• Description of the task
Please update the lines from the one with "Detect and localize" through the one with "direction-symmetric-button[interactable]: ⬗ —" by changing "interactable" to "clickable" and keeping everything else the same. Return only those lines.

(Records from a dataset)
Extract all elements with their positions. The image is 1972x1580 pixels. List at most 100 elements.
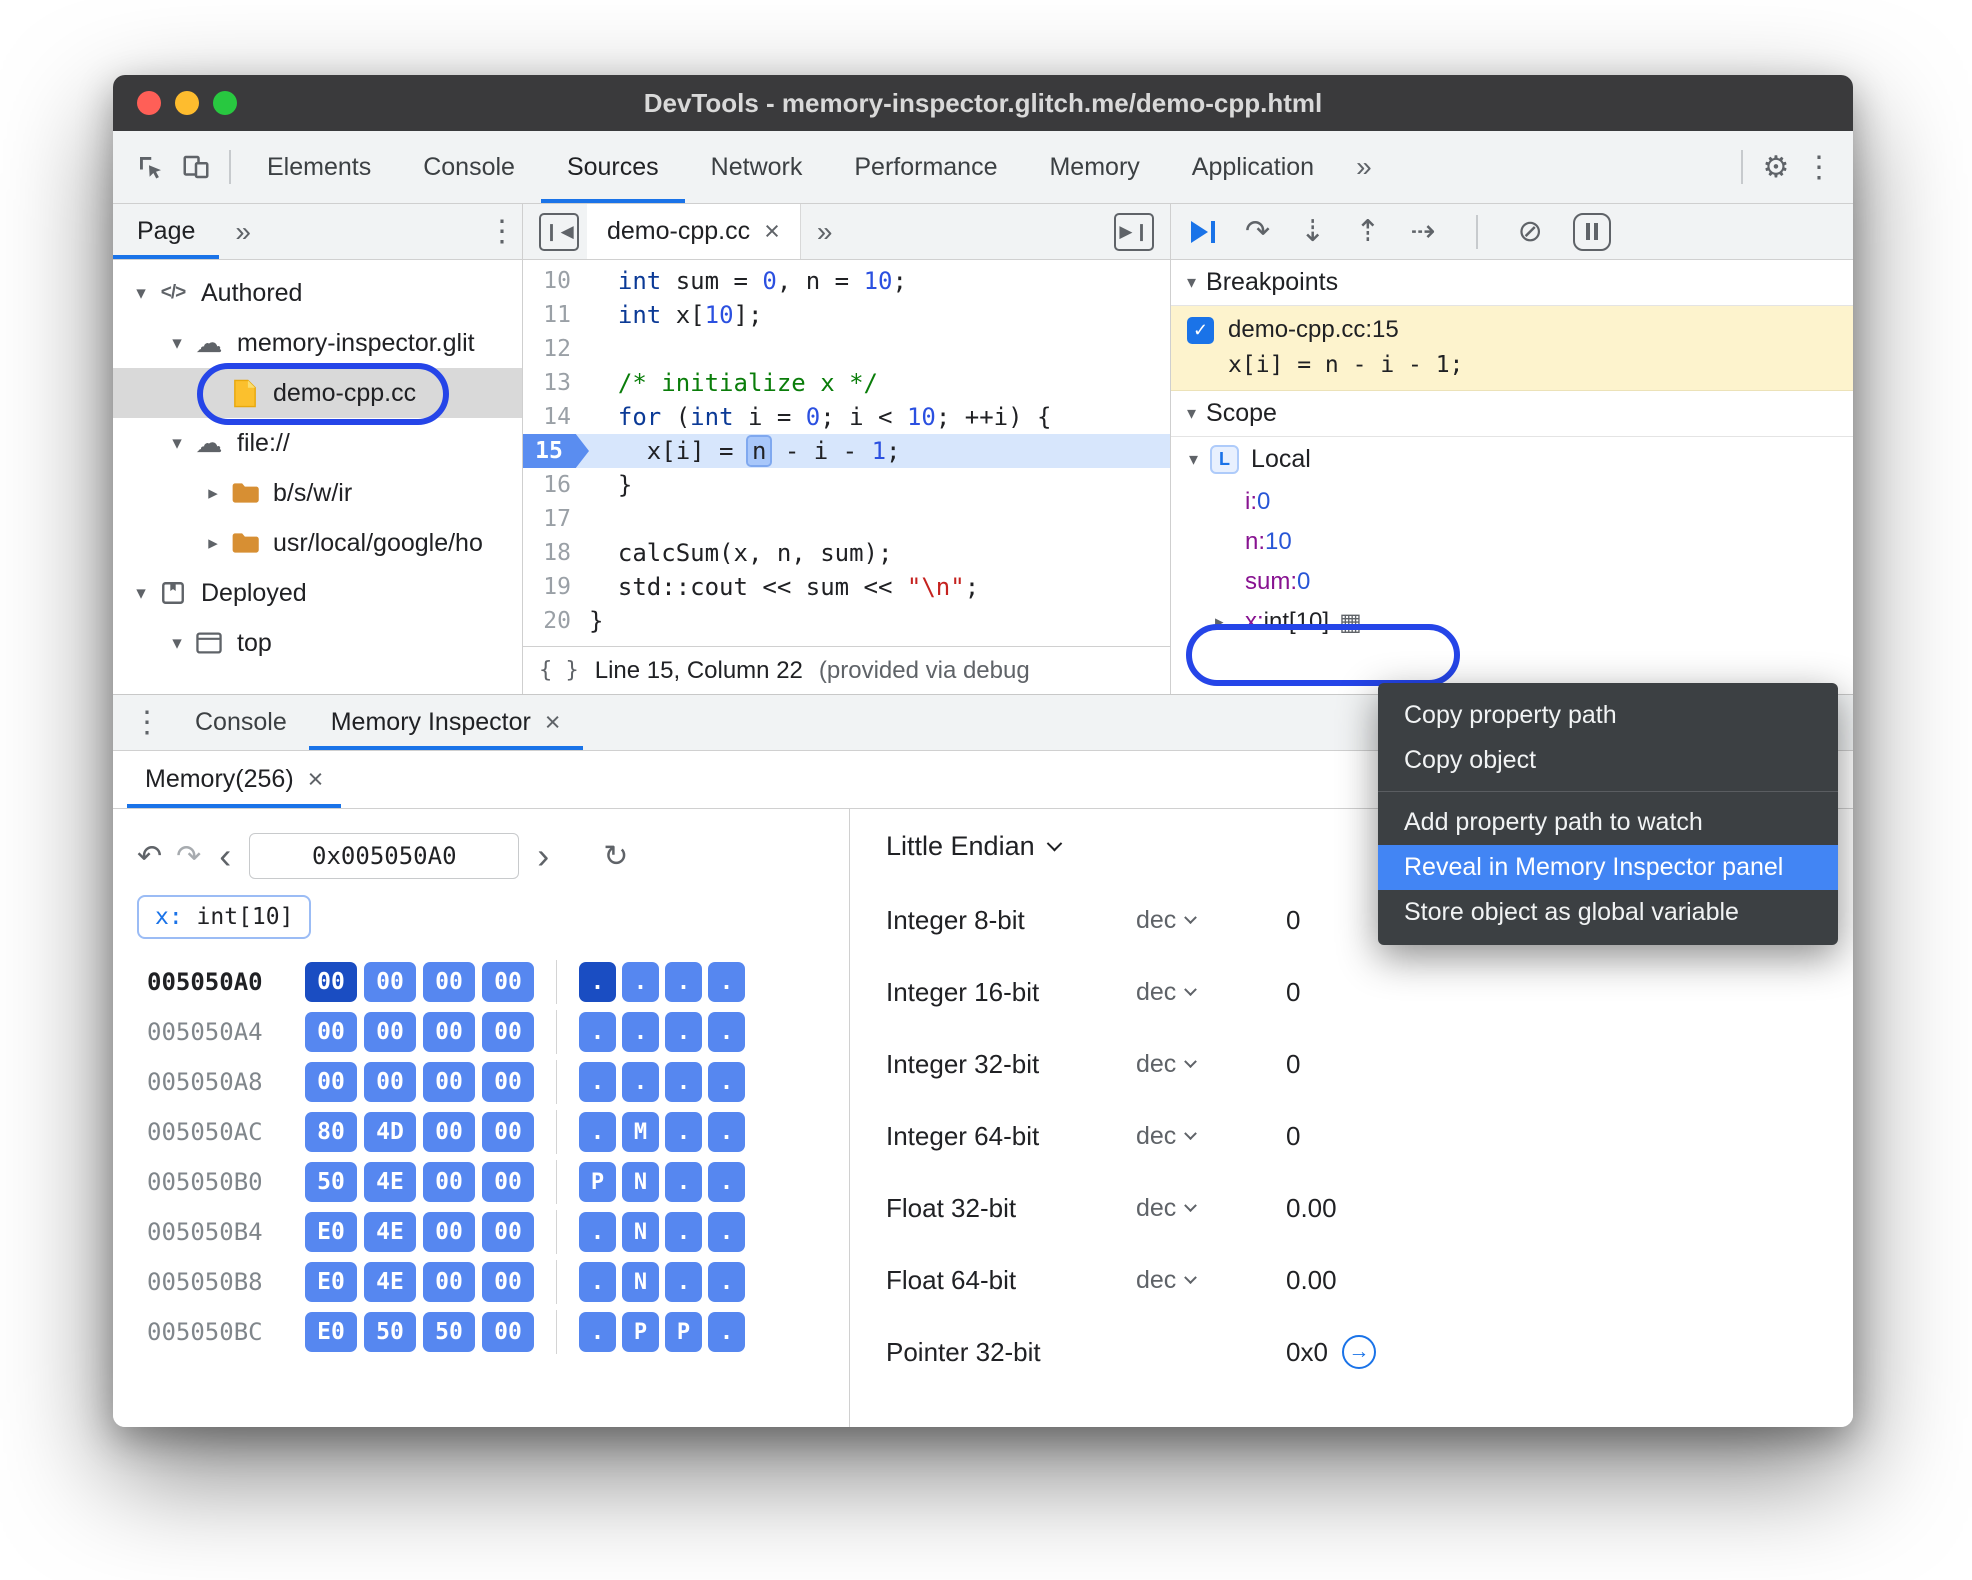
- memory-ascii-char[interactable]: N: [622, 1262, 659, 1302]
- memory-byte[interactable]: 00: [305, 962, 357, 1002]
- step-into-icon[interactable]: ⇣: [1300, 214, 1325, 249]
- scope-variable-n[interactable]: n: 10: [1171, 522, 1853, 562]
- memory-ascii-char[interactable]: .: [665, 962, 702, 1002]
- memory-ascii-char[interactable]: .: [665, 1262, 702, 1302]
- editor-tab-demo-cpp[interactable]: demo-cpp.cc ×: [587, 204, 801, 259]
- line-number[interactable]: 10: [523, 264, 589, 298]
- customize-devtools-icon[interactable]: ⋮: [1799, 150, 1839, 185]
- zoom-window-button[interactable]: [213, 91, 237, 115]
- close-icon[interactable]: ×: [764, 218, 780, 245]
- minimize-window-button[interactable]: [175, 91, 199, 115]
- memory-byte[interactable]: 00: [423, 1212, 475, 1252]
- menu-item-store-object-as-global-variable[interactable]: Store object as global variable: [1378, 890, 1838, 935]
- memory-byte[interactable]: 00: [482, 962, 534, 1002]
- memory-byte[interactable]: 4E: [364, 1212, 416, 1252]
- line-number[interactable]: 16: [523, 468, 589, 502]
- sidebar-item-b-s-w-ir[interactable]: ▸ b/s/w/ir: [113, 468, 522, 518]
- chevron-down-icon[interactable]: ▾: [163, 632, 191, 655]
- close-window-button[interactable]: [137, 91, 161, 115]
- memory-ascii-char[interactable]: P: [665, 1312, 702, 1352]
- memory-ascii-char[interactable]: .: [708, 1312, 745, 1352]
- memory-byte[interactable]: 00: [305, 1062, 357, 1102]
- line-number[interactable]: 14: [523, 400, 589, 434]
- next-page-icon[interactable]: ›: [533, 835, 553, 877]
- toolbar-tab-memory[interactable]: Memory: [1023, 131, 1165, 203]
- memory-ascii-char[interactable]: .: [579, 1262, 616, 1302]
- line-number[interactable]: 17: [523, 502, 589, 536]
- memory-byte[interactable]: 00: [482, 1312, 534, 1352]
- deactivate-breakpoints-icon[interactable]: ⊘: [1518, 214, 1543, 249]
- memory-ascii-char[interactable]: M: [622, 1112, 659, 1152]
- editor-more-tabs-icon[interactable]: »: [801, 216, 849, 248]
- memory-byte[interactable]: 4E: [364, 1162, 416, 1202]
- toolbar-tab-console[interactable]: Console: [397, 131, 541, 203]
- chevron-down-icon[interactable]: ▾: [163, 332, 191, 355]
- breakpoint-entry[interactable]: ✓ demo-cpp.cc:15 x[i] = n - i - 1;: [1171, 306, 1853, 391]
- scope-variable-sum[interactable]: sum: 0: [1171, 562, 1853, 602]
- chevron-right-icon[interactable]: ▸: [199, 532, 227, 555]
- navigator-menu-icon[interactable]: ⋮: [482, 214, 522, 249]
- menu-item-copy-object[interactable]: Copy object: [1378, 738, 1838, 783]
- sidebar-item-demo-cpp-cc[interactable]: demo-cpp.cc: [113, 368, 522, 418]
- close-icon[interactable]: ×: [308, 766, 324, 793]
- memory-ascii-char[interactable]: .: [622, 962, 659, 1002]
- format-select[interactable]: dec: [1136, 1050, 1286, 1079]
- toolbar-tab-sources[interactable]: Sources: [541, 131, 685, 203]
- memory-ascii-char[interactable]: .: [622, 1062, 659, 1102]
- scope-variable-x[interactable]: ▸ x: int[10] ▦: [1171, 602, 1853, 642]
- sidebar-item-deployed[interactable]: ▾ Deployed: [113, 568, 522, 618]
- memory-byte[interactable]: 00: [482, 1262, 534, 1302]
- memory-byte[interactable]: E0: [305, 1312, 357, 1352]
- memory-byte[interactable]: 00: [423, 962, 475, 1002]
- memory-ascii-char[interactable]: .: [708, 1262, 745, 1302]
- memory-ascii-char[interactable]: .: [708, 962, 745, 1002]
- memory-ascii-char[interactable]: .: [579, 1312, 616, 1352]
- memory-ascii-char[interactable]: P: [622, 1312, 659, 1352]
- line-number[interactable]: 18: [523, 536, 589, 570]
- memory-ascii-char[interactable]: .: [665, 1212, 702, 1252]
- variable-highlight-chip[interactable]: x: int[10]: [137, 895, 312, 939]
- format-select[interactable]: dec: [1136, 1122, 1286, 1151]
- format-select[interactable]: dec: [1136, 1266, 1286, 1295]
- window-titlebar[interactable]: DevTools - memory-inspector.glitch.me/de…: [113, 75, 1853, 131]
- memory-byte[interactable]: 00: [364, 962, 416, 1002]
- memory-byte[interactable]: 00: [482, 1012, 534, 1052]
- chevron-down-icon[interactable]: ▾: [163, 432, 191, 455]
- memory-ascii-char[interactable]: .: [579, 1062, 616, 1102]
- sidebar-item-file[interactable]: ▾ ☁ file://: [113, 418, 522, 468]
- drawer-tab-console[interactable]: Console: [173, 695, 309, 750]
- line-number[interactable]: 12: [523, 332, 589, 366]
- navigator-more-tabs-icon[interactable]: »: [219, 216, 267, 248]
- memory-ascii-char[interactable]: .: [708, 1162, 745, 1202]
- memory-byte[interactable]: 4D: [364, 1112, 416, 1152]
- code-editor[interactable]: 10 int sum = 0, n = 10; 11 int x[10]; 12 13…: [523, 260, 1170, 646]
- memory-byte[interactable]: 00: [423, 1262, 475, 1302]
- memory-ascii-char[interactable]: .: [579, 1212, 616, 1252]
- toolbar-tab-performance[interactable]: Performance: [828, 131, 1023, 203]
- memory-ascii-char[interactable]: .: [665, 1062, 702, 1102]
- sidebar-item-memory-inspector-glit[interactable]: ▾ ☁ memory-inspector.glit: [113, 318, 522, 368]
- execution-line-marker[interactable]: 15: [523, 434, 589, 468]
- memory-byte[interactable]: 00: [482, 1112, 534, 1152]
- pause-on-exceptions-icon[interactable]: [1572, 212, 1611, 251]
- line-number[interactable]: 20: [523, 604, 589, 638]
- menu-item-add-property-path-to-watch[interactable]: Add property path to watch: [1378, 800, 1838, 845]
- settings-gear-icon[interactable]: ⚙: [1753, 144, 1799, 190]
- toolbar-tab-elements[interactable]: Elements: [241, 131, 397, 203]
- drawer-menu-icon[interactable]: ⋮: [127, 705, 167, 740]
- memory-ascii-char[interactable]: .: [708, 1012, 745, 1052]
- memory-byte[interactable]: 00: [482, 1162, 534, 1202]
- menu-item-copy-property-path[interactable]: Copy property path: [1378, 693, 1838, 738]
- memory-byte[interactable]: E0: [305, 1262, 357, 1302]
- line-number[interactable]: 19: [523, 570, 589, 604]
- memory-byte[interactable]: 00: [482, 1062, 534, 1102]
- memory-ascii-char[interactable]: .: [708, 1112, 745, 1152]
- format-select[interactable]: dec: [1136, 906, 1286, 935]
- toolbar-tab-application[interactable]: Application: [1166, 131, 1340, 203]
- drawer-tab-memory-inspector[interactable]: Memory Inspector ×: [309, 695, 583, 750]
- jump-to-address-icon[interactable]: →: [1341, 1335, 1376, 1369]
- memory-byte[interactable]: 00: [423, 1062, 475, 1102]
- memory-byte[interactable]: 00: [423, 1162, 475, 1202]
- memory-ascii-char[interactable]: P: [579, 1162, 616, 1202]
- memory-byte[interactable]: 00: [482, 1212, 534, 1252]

--

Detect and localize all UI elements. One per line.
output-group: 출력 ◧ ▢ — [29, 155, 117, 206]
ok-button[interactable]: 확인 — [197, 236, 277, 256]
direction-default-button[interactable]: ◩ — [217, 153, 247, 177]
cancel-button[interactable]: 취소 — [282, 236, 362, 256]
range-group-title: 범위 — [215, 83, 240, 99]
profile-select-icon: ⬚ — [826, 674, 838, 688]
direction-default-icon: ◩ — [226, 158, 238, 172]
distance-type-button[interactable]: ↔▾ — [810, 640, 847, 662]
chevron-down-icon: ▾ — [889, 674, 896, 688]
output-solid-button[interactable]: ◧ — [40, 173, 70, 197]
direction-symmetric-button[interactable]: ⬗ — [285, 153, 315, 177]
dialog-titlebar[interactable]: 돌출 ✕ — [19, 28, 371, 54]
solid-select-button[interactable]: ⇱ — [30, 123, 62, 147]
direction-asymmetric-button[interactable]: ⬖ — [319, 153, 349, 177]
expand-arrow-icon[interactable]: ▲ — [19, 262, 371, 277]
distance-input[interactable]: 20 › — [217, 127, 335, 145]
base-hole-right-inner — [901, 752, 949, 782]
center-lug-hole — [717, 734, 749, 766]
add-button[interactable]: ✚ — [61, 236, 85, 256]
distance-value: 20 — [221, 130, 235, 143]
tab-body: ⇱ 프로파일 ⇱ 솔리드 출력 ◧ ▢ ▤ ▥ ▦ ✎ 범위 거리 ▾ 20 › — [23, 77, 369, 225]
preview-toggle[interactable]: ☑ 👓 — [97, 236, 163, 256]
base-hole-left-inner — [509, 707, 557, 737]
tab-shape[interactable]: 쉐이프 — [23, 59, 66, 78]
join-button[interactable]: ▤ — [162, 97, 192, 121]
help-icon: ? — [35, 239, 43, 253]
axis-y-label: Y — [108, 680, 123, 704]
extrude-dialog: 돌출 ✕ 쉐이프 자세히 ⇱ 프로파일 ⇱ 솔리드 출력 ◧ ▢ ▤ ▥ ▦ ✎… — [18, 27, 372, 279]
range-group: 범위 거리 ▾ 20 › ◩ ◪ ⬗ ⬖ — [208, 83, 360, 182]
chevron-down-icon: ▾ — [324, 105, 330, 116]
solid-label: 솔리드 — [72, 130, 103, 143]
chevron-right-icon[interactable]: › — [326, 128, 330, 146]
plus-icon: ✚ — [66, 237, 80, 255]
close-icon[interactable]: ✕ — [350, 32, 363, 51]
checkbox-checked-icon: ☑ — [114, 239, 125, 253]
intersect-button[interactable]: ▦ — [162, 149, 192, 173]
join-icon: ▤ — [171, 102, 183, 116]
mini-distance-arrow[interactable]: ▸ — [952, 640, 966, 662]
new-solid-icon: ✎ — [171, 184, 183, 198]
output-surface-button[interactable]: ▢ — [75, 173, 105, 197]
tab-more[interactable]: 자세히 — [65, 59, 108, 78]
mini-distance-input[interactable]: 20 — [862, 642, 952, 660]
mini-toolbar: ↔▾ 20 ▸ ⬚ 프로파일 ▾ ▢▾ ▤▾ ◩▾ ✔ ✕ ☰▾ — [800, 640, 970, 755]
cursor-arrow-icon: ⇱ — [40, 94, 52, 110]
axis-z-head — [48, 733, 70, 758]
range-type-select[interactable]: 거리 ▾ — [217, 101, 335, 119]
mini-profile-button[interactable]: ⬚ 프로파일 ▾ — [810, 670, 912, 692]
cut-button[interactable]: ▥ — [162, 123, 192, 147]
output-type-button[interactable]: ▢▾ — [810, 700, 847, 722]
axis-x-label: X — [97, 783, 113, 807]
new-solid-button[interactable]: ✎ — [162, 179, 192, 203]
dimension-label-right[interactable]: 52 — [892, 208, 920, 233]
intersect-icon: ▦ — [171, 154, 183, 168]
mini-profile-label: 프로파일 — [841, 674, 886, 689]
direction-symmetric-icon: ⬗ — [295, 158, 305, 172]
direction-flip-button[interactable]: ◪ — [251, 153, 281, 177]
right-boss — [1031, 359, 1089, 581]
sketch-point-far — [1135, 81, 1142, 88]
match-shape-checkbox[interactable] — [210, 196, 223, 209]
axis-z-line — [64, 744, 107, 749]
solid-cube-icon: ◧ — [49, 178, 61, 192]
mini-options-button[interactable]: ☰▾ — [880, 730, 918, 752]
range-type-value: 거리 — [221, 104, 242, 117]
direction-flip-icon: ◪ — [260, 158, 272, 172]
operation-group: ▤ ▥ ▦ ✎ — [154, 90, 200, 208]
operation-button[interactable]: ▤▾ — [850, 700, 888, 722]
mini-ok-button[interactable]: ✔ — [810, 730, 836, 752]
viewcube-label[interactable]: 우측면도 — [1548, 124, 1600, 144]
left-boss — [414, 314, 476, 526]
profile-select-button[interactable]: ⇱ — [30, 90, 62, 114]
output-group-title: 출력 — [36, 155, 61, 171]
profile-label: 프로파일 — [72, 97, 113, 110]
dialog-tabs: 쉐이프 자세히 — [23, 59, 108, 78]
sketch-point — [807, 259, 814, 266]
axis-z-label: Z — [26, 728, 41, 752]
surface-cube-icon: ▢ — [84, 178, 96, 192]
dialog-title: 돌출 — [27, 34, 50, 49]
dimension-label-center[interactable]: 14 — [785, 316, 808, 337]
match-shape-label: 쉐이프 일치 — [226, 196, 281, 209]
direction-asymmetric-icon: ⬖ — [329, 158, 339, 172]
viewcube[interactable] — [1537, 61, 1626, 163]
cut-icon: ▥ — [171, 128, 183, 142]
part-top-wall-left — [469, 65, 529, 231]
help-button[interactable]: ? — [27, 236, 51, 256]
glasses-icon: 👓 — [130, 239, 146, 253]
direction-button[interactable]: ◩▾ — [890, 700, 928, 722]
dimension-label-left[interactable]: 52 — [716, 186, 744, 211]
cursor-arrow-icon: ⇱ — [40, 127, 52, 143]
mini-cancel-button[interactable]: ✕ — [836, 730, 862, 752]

* * *

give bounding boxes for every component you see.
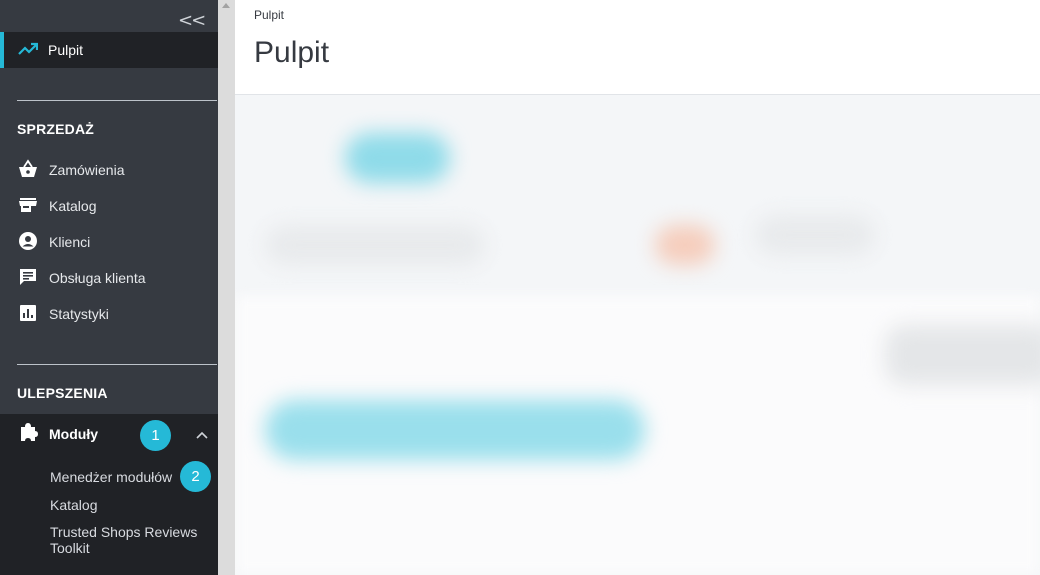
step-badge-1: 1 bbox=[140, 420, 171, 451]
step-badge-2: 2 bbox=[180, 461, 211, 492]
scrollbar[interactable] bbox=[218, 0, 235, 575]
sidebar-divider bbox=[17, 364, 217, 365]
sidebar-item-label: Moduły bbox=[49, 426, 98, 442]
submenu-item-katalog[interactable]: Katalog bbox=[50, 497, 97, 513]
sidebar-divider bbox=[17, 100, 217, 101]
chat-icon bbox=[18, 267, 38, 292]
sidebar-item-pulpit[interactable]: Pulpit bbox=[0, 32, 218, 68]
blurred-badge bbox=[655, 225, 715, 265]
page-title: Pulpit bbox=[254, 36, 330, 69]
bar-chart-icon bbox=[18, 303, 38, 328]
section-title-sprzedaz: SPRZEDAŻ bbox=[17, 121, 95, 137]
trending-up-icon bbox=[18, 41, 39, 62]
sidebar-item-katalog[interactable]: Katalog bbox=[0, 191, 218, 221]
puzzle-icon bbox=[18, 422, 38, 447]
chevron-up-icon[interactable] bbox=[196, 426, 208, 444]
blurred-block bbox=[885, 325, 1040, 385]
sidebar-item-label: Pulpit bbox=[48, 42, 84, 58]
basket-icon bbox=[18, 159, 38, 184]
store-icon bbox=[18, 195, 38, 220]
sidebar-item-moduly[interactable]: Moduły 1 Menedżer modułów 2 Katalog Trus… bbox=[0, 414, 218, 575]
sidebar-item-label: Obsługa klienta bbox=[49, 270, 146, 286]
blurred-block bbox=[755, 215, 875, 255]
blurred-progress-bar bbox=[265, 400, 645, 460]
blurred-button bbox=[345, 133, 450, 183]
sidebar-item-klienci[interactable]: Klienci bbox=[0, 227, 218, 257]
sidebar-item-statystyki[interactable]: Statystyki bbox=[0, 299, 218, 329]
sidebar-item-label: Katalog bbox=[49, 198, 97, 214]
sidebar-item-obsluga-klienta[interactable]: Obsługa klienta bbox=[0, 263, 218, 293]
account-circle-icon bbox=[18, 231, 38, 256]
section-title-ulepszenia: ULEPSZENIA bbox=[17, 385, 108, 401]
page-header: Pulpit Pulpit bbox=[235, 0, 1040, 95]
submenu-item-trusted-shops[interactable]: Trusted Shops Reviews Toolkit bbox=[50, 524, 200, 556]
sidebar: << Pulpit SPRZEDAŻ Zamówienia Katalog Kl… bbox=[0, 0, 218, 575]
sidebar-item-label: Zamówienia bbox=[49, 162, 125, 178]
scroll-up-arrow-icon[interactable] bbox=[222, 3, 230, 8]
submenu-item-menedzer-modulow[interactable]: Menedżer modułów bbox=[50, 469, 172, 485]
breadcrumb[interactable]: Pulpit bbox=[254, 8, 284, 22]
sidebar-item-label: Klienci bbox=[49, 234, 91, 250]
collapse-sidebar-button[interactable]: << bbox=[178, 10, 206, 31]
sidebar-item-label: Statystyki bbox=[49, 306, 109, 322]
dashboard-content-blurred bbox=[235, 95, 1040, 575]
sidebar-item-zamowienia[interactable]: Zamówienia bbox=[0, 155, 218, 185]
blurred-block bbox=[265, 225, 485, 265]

• Solution to the problem
Detect and localize all UI elements. One per line.
output-group: 출력 ◧ ▢ — [29, 155, 117, 206]
ok-button[clickable]: 확인 — [197, 236, 277, 256]
direction-default-button[clickable]: ◩ — [217, 153, 247, 177]
cancel-button[clickable]: 취소 — [282, 236, 362, 256]
range-group-title: 범위 — [215, 83, 240, 99]
profile-select-icon: ⬚ — [826, 674, 838, 688]
direction-default-icon: ◩ — [226, 158, 238, 172]
distance-type-button[clickable]: ↔▾ — [810, 640, 847, 662]
chevron-down-icon: ▾ — [889, 674, 896, 688]
output-solid-button[clickable]: ◧ — [40, 173, 70, 197]
direction-symmetric-button[clickable]: ⬗ — [285, 153, 315, 177]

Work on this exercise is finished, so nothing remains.